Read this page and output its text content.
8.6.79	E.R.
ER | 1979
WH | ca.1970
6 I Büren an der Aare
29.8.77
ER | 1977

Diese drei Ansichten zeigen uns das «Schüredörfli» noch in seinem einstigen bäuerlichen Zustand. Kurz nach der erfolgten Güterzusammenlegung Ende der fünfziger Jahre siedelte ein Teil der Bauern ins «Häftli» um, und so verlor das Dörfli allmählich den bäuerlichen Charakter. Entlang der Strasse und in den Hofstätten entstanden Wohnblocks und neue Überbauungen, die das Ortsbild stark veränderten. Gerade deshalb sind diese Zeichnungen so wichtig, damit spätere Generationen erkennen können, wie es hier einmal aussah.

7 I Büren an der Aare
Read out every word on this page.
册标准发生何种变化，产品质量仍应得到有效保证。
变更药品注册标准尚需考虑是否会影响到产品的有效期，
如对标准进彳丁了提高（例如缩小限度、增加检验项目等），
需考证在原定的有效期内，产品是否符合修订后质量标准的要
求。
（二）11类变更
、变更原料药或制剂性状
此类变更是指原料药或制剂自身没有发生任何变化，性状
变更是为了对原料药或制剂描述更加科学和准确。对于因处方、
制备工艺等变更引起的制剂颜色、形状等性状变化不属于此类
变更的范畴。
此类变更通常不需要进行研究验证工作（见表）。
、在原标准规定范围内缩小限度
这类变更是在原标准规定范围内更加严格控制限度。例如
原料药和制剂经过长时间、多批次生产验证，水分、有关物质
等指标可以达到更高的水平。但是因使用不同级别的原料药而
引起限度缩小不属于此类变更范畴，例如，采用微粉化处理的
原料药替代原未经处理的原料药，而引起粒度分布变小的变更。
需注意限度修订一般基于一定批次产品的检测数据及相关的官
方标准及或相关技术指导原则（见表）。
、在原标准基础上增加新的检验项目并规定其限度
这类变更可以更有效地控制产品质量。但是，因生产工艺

★ ★ ★ ★ ★ ★ ★

■ Given request:
Set down only these lines, exactly: the line containing "Read out every word on this page." and each line after it, through the end of the listing.

■ Solution to this task:
Read out every word on this page.
册标准发生何种变化，产品质量仍应得到有效保证。
变更药品注册标准尚需考虑是否会影响到产品的有效期，
如对标准进彳丁了提高（例如缩小限度、增加检验项目等），
需考证在原定的有效期内，产品是否符合修订后质量标准的要
求。
（二）11类变更
、变更原料药或制剂性状
此类变更是指原料药或制剂自身没有发生任何变化，性状
变更是为了对原料药或制剂描述更加科学和准确。对于因处方、
制备工艺等变更引起的制剂颜色、形状等性状变化不属于此类
变更的范畴。
此类变更通常不需要进行研究验证工作（见表）。
、在原标准规定范围内缩小限度
这类变更是在原标准规定范围内更加严格控制限度。例如
原料药和制剂经过长时间、多批次生产验证，水分、有关物质
等指标可以达到更高的水平。但是因使用不同级别的原料药而
引起限度缩小不属于此类变更范畴，例如，采用微粉化处理的
原料药替代原未经处理的原料药，而引起粒度分布变小的变更。
需注意限度修订一般基于一定批次产品的检测数据及相关的官
方标准及或相关技术指导原则（见表）。
、在原标准基础上增加新的检验项目并规定其限度
这类变更可以更有效地控制产品质量。但是，因生产工艺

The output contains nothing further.